* WHAT TO DO: Check each line of the records below for the word "grid" and copy those where it appears.
........
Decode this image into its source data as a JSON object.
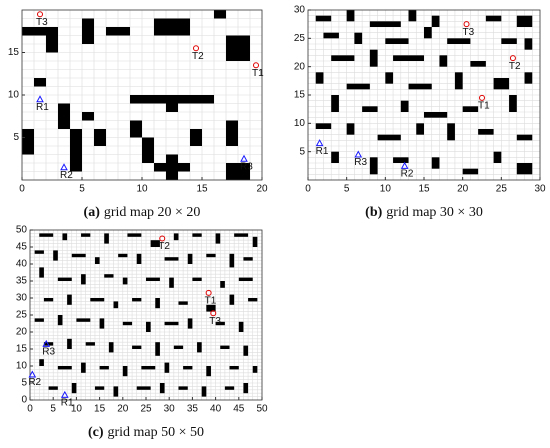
{
  "chart_data": [
    {
      "type": "scatter",
      "label": "(a)",
      "caption": "grid map 20 × 20",
      "xlim": [
        0,
        20
      ],
      "ylim": [
        0,
        20
      ],
      "xticks": [
        0,
        5,
        10,
        15,
        20
      ],
      "yticks": [
        5,
        10,
        15
      ],
      "obstacle_color": "#000000",
      "target_color": "#e00000",
      "robot_color": "#1a1aff",
      "obstacles": [
        [
          0,
          17,
          3,
          1
        ],
        [
          2,
          15,
          1,
          2
        ],
        [
          5,
          16,
          1,
          3
        ],
        [
          7,
          17,
          2,
          1
        ],
        [
          11,
          17,
          3,
          2
        ],
        [
          16,
          19,
          1,
          1
        ],
        [
          17,
          14,
          2,
          3
        ],
        [
          1,
          11,
          1,
          1
        ],
        [
          3,
          6,
          1,
          3
        ],
        [
          9,
          9,
          7,
          1
        ],
        [
          12,
          8,
          1,
          1
        ],
        [
          5,
          7,
          1,
          1
        ],
        [
          0,
          3,
          1,
          3
        ],
        [
          4,
          1,
          1,
          5
        ],
        [
          6,
          4,
          1,
          2
        ],
        [
          9,
          5,
          1,
          2
        ],
        [
          10,
          2,
          1,
          3
        ],
        [
          12,
          0,
          1,
          3
        ],
        [
          11,
          1,
          3,
          1
        ],
        [
          17,
          4,
          1,
          3
        ],
        [
          17,
          0,
          2,
          2
        ],
        [
          14,
          4,
          1,
          2
        ]
      ],
      "points": [
        {
          "name": "T3",
          "kind": "target",
          "x": 1.5,
          "y": 19.5
        },
        {
          "name": "T2",
          "kind": "target",
          "x": 14.5,
          "y": 15.5
        },
        {
          "name": "T1",
          "kind": "target",
          "x": 19.5,
          "y": 13.5
        },
        {
          "name": "R1",
          "kind": "robot",
          "x": 1.5,
          "y": 9.5
        },
        {
          "name": "R2",
          "kind": "robot",
          "x": 3.5,
          "y": 1.5
        },
        {
          "name": "R3",
          "kind": "robot",
          "x": 18.5,
          "y": 2.5
        }
      ]
    },
    {
      "type": "scatter",
      "label": "(b)",
      "caption": "grid map 30 × 30",
      "xlim": [
        0,
        30
      ],
      "ylim": [
        0,
        30
      ],
      "xticks": [
        0,
        5,
        10,
        15,
        20,
        25,
        30
      ],
      "yticks": [
        5,
        10,
        15,
        20,
        25,
        30
      ],
      "obstacle_color": "#000000",
      "target_color": "#e00000",
      "robot_color": "#1a1aff",
      "obstacles": [
        [
          1,
          28,
          2,
          1
        ],
        [
          5,
          28,
          1,
          2
        ],
        [
          8,
          27,
          4,
          1
        ],
        [
          13,
          28,
          1,
          2
        ],
        [
          16,
          27,
          1,
          2
        ],
        [
          23,
          28,
          2,
          1
        ],
        [
          27,
          27,
          2,
          2
        ],
        [
          2,
          25,
          2,
          1
        ],
        [
          6,
          24,
          1,
          2
        ],
        [
          10,
          24,
          3,
          1
        ],
        [
          15,
          25,
          1,
          2
        ],
        [
          18,
          24,
          3,
          1
        ],
        [
          25,
          24,
          2,
          1
        ],
        [
          28,
          23,
          1,
          2
        ],
        [
          3,
          21,
          3,
          1
        ],
        [
          8,
          20,
          1,
          3
        ],
        [
          11,
          21,
          4,
          1
        ],
        [
          17,
          20,
          1,
          2
        ],
        [
          21,
          20,
          2,
          1
        ],
        [
          1,
          17,
          1,
          2
        ],
        [
          5,
          16,
          3,
          1
        ],
        [
          10,
          17,
          1,
          2
        ],
        [
          13,
          16,
          3,
          1
        ],
        [
          19,
          16,
          1,
          3
        ],
        [
          24,
          16,
          2,
          2
        ],
        [
          28,
          17,
          1,
          2
        ],
        [
          3,
          12,
          1,
          3
        ],
        [
          7,
          12,
          2,
          1
        ],
        [
          12,
          12,
          1,
          2
        ],
        [
          15,
          11,
          3,
          1
        ],
        [
          20,
          12,
          2,
          1
        ],
        [
          26,
          12,
          1,
          3
        ],
        [
          1,
          9,
          2,
          1
        ],
        [
          5,
          8,
          1,
          2
        ],
        [
          9,
          7,
          3,
          1
        ],
        [
          14,
          8,
          1,
          2
        ],
        [
          18,
          7,
          1,
          3
        ],
        [
          22,
          8,
          2,
          1
        ],
        [
          27,
          7,
          2,
          1
        ],
        [
          3,
          3,
          1,
          2
        ],
        [
          8,
          1,
          1,
          3
        ],
        [
          11,
          3,
          2,
          1
        ],
        [
          16,
          2,
          1,
          2
        ],
        [
          20,
          1,
          2,
          1
        ],
        [
          24,
          3,
          1,
          2
        ],
        [
          27,
          1,
          2,
          2
        ]
      ],
      "points": [
        {
          "name": "T3",
          "kind": "target",
          "x": 20.5,
          "y": 27.5
        },
        {
          "name": "T2",
          "kind": "target",
          "x": 26.5,
          "y": 21.5
        },
        {
          "name": "T1",
          "kind": "target",
          "x": 22.5,
          "y": 14.5
        },
        {
          "name": "R1",
          "kind": "robot",
          "x": 1.5,
          "y": 6.5
        },
        {
          "name": "R3",
          "kind": "robot",
          "x": 6.5,
          "y": 4.5
        },
        {
          "name": "R2",
          "kind": "robot",
          "x": 12.5,
          "y": 2.5
        }
      ]
    },
    {
      "type": "scatter",
      "label": "(c)",
      "caption": "grid map 50 × 50",
      "xlim": [
        0,
        50
      ],
      "ylim": [
        0,
        50
      ],
      "xticks": [
        0,
        5,
        10,
        15,
        20,
        25,
        30,
        35,
        40,
        45,
        50
      ],
      "yticks": [
        0,
        5,
        10,
        15,
        20,
        25,
        30,
        35,
        40,
        45,
        50
      ],
      "obstacle_color": "#000000",
      "target_color": "#e00000",
      "robot_color": "#1a1aff",
      "obstacles": [
        [
          2,
          48,
          3,
          1
        ],
        [
          7,
          47,
          1,
          2
        ],
        [
          11,
          48,
          2,
          1
        ],
        [
          16,
          46,
          1,
          3
        ],
        [
          21,
          48,
          3,
          1
        ],
        [
          26,
          45,
          2,
          2
        ],
        [
          31,
          47,
          1,
          2
        ],
        [
          35,
          48,
          2,
          1
        ],
        [
          40,
          46,
          1,
          3
        ],
        [
          44,
          48,
          3,
          1
        ],
        [
          48,
          45,
          1,
          3
        ],
        [
          1,
          43,
          2,
          1
        ],
        [
          5,
          41,
          1,
          3
        ],
        [
          9,
          42,
          3,
          1
        ],
        [
          14,
          40,
          1,
          2
        ],
        [
          19,
          42,
          2,
          1
        ],
        [
          23,
          40,
          1,
          3
        ],
        [
          29,
          41,
          3,
          1
        ],
        [
          34,
          40,
          1,
          3
        ],
        [
          38,
          42,
          2,
          1
        ],
        [
          43,
          39,
          1,
          4
        ],
        [
          46,
          41,
          2,
          1
        ],
        [
          2,
          36,
          1,
          3
        ],
        [
          6,
          35,
          3,
          1
        ],
        [
          11,
          34,
          1,
          3
        ],
        [
          16,
          36,
          2,
          1
        ],
        [
          20,
          34,
          1,
          2
        ],
        [
          25,
          35,
          3,
          1
        ],
        [
          30,
          33,
          1,
          3
        ],
        [
          35,
          35,
          2,
          1
        ],
        [
          41,
          33,
          1,
          2
        ],
        [
          45,
          35,
          3,
          1
        ],
        [
          3,
          29,
          2,
          1
        ],
        [
          8,
          28,
          1,
          3
        ],
        [
          13,
          29,
          3,
          1
        ],
        [
          18,
          27,
          1,
          2
        ],
        [
          22,
          29,
          2,
          1
        ],
        [
          27,
          27,
          1,
          3
        ],
        [
          32,
          28,
          2,
          1
        ],
        [
          38,
          26,
          2,
          2
        ],
        [
          43,
          28,
          1,
          3
        ],
        [
          47,
          29,
          2,
          1
        ],
        [
          1,
          23,
          2,
          1
        ],
        [
          6,
          22,
          1,
          3
        ],
        [
          10,
          23,
          3,
          1
        ],
        [
          15,
          21,
          1,
          3
        ],
        [
          20,
          22,
          2,
          1
        ],
        [
          25,
          20,
          1,
          3
        ],
        [
          29,
          22,
          3,
          1
        ],
        [
          34,
          21,
          1,
          3
        ],
        [
          40,
          22,
          2,
          1
        ],
        [
          45,
          20,
          1,
          3
        ],
        [
          3,
          16,
          2,
          1
        ],
        [
          8,
          15,
          1,
          3
        ],
        [
          12,
          16,
          2,
          1
        ],
        [
          17,
          14,
          1,
          3
        ],
        [
          22,
          15,
          2,
          1
        ],
        [
          27,
          13,
          1,
          4
        ],
        [
          31,
          15,
          2,
          1
        ],
        [
          36,
          14,
          1,
          3
        ],
        [
          41,
          15,
          2,
          1
        ],
        [
          46,
          13,
          1,
          3
        ],
        [
          2,
          10,
          1,
          2
        ],
        [
          6,
          9,
          3,
          1
        ],
        [
          11,
          8,
          1,
          3
        ],
        [
          15,
          9,
          2,
          1
        ],
        [
          20,
          7,
          1,
          3
        ],
        [
          24,
          9,
          3,
          1
        ],
        [
          29,
          8,
          1,
          3
        ],
        [
          33,
          9,
          2,
          1
        ],
        [
          38,
          7,
          1,
          3
        ],
        [
          43,
          9,
          2,
          1
        ],
        [
          48,
          8,
          1,
          2
        ],
        [
          4,
          3,
          2,
          1
        ],
        [
          9,
          2,
          1,
          3
        ],
        [
          14,
          3,
          2,
          1
        ],
        [
          18,
          1,
          1,
          3
        ],
        [
          23,
          3,
          3,
          1
        ],
        [
          28,
          2,
          1,
          3
        ],
        [
          32,
          3,
          2,
          1
        ],
        [
          37,
          1,
          1,
          3
        ],
        [
          42,
          3,
          2,
          1
        ],
        [
          46,
          2,
          1,
          3
        ]
      ],
      "points": [
        {
          "name": "T2",
          "kind": "target",
          "x": 28.5,
          "y": 47.5
        },
        {
          "name": "T1",
          "kind": "target",
          "x": 38.5,
          "y": 31.5
        },
        {
          "name": "T3",
          "kind": "target",
          "x": 39.5,
          "y": 25.5
        },
        {
          "name": "R3",
          "kind": "robot",
          "x": 3.5,
          "y": 16.5
        },
        {
          "name": "R2",
          "kind": "robot",
          "x": 0.5,
          "y": 7.5
        },
        {
          "name": "R1",
          "kind": "robot",
          "x": 7.5,
          "y": 1.5
        }
      ]
    }
  ]
}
........
* CORRECT ANSWER:
      "caption": "grid map 20 × 20",
      "caption": "grid map 30 × 30",
      "caption": "grid map 50 × 50",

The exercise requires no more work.